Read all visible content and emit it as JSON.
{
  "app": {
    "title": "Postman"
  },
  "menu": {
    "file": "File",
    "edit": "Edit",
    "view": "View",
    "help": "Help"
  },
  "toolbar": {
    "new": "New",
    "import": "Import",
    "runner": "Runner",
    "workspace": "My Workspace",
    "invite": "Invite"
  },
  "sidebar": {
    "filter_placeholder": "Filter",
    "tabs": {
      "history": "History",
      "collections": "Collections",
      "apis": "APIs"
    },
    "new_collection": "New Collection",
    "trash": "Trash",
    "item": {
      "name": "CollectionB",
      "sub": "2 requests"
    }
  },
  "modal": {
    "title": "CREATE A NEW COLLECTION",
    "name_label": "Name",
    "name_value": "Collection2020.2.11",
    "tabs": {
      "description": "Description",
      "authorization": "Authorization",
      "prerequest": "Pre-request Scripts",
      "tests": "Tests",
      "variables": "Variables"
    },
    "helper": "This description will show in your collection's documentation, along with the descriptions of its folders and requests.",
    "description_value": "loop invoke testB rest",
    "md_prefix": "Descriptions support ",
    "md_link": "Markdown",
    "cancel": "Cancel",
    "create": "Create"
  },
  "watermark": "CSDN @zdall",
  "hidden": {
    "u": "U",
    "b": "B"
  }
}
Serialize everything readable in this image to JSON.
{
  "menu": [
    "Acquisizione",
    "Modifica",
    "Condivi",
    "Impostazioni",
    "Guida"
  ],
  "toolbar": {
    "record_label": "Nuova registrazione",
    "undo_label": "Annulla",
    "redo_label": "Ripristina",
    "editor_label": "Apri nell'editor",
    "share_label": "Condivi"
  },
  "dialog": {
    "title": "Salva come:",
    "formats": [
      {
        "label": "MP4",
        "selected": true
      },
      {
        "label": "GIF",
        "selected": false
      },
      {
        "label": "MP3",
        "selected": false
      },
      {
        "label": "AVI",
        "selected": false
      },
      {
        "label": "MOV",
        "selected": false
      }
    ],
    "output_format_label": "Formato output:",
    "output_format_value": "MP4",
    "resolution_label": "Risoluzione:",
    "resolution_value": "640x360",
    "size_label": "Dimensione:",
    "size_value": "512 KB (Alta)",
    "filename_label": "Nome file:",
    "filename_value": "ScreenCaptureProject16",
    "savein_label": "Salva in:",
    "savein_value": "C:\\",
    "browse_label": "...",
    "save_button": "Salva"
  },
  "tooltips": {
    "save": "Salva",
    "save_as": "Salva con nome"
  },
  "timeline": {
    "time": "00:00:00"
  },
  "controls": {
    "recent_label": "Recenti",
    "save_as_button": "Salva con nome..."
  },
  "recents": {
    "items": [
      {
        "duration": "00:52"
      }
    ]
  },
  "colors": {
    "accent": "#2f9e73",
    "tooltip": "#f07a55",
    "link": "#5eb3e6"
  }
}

> _Goal_
Output the records exactly, including every line.

> _Result of this exercise_
Read all visible content and emit it as JSON.
{
  "app": {
    "title": "Postman"
  },
  "menu": {
    "file": "File",
    "edit": "Edit",
    "view": "View",
    "help": "Help"
  },
  "toolbar": {
    "new": "New",
    "import": "Import",
    "runner": "Runner",
    "workspace": "My Workspace",
    "invite": "Invite"
  },
  "sidebar": {
    "filter_placeholder": "Filter",
    "tabs": {
      "history": "History",
      "collections": "Collections",
      "apis": "APIs"
    },
    "new_collection": "New Collection",
    "trash": "Trash",
    "item": {
      "name": "CollectionB",
      "sub": "2 requests"
    }
  },
  "modal": {
    "title": "CREATE A NEW COLLECTION",
    "name_label": "Name",
    "name_value": "Collection2020.2.11",
    "tabs": {
      "description": "Description",
      "authorization": "Authorization",
      "prerequest": "Pre-request Scripts",
      "tests": "Tests",
      "variables": "Variables"
    },
    "helper": "This description will show in your collection's documentation, along with the descriptions of its folders and requests.",
    "description_value": "loop invoke testB rest",
    "md_prefix": "Descriptions support ",
    "md_link": "Markdown",
    "cancel": "Cancel",
    "create": "Create"
  },
  "watermark": "CSDN @zdall",
  "hidden": {
    "u": "U",
    "b": "B"
  }
}
Serialize everything readable in this image to JSON.
{
  "menu": [
    "Acquisizione",
    "Modifica",
    "Condivi",
    "Impostazioni",
    "Guida"
  ],
  "toolbar": {
    "record_label": "Nuova registrazione",
    "undo_label": "Annulla",
    "redo_label": "Ripristina",
    "editor_label": "Apri nell'editor",
    "share_label": "Condivi"
  },
  "dialog": {
    "title": "Salva come:",
    "formats": [
      {
        "label": "MP4",
        "selected": true
      },
      {
        "label": "GIF",
        "selected": false
      },
      {
        "label": "MP3",
        "selected": false
      },
      {
        "label": "AVI",
        "selected": false
      },
      {
        "label": "MOV",
        "selected": false
      }
    ],
    "output_format_label": "Formato output:",
    "output_format_value": "MP4",
    "resolution_label": "Risoluzione:",
    "resolution_value": "640x360",
    "size_label": "Dimensione:",
    "size_value": "512 KB (Alta)",
    "filename_label": "Nome file:",
    "filename_value": "ScreenCaptureProject16",
    "savein_label": "Salva in:",
    "savein_value": "C:\\",
    "browse_label": "...",
    "save_button": "Salva"
  },
  "tooltips": {
    "save": "Salva",
    "save_as": "Salva con nome"
  },
  "timeline": {
    "time": "00:00:00"
  },
  "controls": {
    "recent_label": "Recenti",
    "save_as_button": "Salva con nome..."
  },
  "recents": {
    "items": [
      {
        "duration": "00:52"
      }
    ]
  },
  "colors": {
    "accent": "#2f9e73",
    "tooltip": "#f07a55",
    "link": "#5eb3e6"
  }
}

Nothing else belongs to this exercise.